━━━━━ Data for this task ━━━━━

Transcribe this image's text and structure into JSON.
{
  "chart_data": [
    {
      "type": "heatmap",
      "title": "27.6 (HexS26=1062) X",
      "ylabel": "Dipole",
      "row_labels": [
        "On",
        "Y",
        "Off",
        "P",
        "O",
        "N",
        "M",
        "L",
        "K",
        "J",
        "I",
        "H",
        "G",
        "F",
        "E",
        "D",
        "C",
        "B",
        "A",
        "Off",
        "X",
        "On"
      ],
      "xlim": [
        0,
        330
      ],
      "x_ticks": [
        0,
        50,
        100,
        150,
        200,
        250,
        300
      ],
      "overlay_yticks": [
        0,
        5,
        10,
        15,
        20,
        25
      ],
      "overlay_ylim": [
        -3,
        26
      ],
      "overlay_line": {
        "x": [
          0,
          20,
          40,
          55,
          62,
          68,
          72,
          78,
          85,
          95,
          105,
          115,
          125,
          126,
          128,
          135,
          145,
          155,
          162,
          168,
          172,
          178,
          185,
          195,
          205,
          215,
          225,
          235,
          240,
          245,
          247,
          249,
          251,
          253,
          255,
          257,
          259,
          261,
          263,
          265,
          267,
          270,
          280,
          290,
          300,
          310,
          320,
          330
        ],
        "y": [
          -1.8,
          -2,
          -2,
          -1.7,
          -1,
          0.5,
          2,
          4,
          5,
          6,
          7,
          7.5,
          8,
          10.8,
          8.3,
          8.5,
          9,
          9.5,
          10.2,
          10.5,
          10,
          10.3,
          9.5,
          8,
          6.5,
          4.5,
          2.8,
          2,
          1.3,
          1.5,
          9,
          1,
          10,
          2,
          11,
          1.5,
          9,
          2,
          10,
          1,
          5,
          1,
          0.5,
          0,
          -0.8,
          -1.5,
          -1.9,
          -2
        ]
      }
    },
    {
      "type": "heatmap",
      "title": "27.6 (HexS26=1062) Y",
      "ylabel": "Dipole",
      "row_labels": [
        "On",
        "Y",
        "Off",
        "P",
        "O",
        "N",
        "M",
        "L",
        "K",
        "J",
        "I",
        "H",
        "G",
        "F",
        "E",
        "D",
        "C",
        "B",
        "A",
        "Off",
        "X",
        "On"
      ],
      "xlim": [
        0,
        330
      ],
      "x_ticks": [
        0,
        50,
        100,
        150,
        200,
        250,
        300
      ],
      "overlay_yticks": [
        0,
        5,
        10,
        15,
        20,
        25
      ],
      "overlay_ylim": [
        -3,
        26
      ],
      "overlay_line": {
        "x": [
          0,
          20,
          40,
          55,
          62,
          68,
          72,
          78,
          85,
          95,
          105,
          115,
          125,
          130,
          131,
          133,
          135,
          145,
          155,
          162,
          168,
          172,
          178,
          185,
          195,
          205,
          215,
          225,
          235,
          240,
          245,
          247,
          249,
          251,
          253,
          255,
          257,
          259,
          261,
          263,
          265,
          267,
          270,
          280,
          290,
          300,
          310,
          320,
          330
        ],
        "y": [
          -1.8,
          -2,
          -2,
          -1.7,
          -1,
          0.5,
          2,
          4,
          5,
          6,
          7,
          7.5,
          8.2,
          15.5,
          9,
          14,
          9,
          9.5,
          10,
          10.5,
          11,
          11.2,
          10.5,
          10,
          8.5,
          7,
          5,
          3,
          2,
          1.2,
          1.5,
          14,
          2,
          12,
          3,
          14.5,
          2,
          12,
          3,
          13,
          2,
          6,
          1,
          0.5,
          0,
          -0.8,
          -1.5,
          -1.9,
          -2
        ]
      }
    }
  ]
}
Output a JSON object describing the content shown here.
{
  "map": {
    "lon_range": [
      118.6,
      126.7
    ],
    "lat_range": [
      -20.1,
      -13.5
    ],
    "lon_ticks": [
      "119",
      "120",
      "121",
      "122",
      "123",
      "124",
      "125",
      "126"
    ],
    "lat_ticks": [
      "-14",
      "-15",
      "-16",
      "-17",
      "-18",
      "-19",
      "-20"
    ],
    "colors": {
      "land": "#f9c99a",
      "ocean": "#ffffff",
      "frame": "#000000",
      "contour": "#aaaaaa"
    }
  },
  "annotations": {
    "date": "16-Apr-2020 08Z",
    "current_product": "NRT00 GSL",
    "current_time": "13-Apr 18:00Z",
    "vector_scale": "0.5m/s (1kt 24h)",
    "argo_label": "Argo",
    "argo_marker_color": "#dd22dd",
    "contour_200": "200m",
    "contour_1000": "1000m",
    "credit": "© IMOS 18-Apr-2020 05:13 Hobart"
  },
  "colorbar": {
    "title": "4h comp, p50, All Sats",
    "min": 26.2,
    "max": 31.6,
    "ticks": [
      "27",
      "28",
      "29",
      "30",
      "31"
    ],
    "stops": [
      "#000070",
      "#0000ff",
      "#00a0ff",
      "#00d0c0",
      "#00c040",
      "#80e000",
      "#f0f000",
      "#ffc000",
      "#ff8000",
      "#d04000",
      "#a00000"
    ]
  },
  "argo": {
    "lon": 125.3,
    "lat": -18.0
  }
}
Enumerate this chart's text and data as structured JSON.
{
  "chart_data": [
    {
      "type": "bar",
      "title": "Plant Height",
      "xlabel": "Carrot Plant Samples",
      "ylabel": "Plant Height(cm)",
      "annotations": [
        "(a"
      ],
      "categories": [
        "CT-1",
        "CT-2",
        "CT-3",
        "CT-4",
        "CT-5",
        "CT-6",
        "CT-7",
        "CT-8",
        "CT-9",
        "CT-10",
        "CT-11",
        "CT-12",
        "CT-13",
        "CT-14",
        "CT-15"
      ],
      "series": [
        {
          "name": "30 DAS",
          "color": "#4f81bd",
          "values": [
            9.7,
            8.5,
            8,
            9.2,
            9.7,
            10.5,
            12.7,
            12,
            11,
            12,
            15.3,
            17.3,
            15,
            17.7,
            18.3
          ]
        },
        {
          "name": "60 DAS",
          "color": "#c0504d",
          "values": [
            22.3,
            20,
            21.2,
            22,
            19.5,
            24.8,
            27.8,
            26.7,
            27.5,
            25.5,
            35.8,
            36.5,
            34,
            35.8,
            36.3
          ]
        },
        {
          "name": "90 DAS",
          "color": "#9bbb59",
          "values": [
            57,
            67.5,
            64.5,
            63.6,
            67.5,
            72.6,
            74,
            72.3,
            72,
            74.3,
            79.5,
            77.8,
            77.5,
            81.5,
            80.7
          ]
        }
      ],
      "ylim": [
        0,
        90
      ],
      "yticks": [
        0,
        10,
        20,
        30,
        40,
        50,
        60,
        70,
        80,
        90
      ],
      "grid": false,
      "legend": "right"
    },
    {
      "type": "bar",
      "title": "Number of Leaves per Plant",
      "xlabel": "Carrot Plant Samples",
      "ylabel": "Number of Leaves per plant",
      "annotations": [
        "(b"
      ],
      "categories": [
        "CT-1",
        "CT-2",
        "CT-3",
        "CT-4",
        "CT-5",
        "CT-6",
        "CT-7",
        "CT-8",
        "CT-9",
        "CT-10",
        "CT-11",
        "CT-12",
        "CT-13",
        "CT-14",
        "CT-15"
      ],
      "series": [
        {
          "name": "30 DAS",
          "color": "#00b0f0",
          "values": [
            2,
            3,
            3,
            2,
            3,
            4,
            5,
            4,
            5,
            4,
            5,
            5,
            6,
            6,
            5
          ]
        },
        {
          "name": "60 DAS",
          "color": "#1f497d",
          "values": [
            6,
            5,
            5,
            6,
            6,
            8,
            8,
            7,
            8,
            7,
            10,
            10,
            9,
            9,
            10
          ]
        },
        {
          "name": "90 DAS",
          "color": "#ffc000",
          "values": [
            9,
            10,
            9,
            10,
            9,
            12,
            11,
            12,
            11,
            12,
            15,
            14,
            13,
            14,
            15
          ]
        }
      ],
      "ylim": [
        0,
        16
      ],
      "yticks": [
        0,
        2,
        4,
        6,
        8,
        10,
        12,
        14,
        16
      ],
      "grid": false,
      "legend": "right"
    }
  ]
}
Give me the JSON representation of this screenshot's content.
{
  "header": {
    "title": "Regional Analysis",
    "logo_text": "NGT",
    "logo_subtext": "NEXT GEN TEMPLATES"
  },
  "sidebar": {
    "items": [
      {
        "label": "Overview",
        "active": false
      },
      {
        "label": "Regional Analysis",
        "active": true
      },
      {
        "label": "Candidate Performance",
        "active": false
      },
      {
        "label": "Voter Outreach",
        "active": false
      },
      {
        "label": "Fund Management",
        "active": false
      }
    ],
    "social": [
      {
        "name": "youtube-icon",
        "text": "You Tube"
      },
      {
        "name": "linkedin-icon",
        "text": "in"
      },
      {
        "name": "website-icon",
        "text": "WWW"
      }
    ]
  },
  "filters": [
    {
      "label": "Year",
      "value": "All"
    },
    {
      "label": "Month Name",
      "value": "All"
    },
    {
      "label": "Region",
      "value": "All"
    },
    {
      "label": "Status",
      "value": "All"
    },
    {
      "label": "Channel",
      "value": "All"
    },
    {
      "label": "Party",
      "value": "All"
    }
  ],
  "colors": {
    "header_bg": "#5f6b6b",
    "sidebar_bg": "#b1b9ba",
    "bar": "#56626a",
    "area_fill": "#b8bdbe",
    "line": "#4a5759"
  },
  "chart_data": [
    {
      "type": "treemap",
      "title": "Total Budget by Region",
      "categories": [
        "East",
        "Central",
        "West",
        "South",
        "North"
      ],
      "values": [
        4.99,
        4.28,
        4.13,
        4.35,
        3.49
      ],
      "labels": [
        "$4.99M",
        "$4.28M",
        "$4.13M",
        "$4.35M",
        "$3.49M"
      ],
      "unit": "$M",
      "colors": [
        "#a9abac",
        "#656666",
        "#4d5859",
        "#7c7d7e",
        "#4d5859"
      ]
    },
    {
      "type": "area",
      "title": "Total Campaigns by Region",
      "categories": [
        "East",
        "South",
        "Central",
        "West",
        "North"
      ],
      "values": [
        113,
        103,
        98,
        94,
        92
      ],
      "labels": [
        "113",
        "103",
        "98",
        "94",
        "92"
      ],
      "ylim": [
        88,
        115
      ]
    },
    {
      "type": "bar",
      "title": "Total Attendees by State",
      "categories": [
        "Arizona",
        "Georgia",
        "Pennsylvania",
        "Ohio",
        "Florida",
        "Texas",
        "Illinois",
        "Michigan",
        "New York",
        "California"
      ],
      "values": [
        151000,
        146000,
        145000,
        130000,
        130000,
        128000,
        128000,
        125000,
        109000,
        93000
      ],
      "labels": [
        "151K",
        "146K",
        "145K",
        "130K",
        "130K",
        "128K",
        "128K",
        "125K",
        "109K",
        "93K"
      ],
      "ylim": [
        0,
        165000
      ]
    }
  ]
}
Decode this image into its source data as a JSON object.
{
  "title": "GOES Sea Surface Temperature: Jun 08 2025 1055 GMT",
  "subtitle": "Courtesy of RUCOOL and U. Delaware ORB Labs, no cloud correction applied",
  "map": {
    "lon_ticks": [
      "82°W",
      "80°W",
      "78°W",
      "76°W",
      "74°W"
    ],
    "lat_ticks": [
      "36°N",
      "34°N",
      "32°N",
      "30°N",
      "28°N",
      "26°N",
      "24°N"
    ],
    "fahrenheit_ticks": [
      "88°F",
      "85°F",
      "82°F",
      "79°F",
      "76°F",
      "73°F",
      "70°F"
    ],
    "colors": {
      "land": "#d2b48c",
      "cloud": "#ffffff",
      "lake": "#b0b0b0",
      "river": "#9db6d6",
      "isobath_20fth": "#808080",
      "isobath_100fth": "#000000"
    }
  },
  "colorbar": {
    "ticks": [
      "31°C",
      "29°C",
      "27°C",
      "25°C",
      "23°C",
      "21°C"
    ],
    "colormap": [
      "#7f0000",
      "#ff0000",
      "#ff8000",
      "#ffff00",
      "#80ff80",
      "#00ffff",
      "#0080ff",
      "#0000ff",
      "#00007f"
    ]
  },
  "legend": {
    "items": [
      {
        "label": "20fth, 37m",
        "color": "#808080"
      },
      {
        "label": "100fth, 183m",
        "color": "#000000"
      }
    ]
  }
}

━━━━━

__Objective__: Starting from the line containing "Decode this image" and ending with the final line of the data, reproduce each line exactly as it appears, including no other lines.

__The response__:
Decode this image into its source data as a JSON object.
{
  "title": "GOES Sea Surface Temperature: Jun 08 2025 1055 GMT",
  "subtitle": "Courtesy of RUCOOL and U. Delaware ORB Labs, no cloud correction applied",
  "map": {
    "lon_ticks": [
      "82°W",
      "80°W",
      "78°W",
      "76°W",
      "74°W"
    ],
    "lat_ticks": [
      "36°N",
      "34°N",
      "32°N",
      "30°N",
      "28°N",
      "26°N",
      "24°N"
    ],
    "fahrenheit_ticks": [
      "88°F",
      "85°F",
      "82°F",
      "79°F",
      "76°F",
      "73°F",
      "70°F"
    ],
    "colors": {
      "land": "#d2b48c",
      "cloud": "#ffffff",
      "lake": "#b0b0b0",
      "river": "#9db6d6",
      "isobath_20fth": "#808080",
      "isobath_100fth": "#000000"
    }
  },
  "colorbar": {
    "ticks": [
      "31°C",
      "29°C",
      "27°C",
      "25°C",
      "23°C",
      "21°C"
    ],
    "colormap": [
      "#7f0000",
      "#ff0000",
      "#ff8000",
      "#ffff00",
      "#80ff80",
      "#00ffff",
      "#0080ff",
      "#0000ff",
      "#00007f"
    ]
  },
  "legend": {
    "items": [
      {
        "label": "20fth, 37m",
        "color": "#808080"
      },
      {
        "label": "100fth, 183m",
        "color": "#000000"
      }
    ]
  }
}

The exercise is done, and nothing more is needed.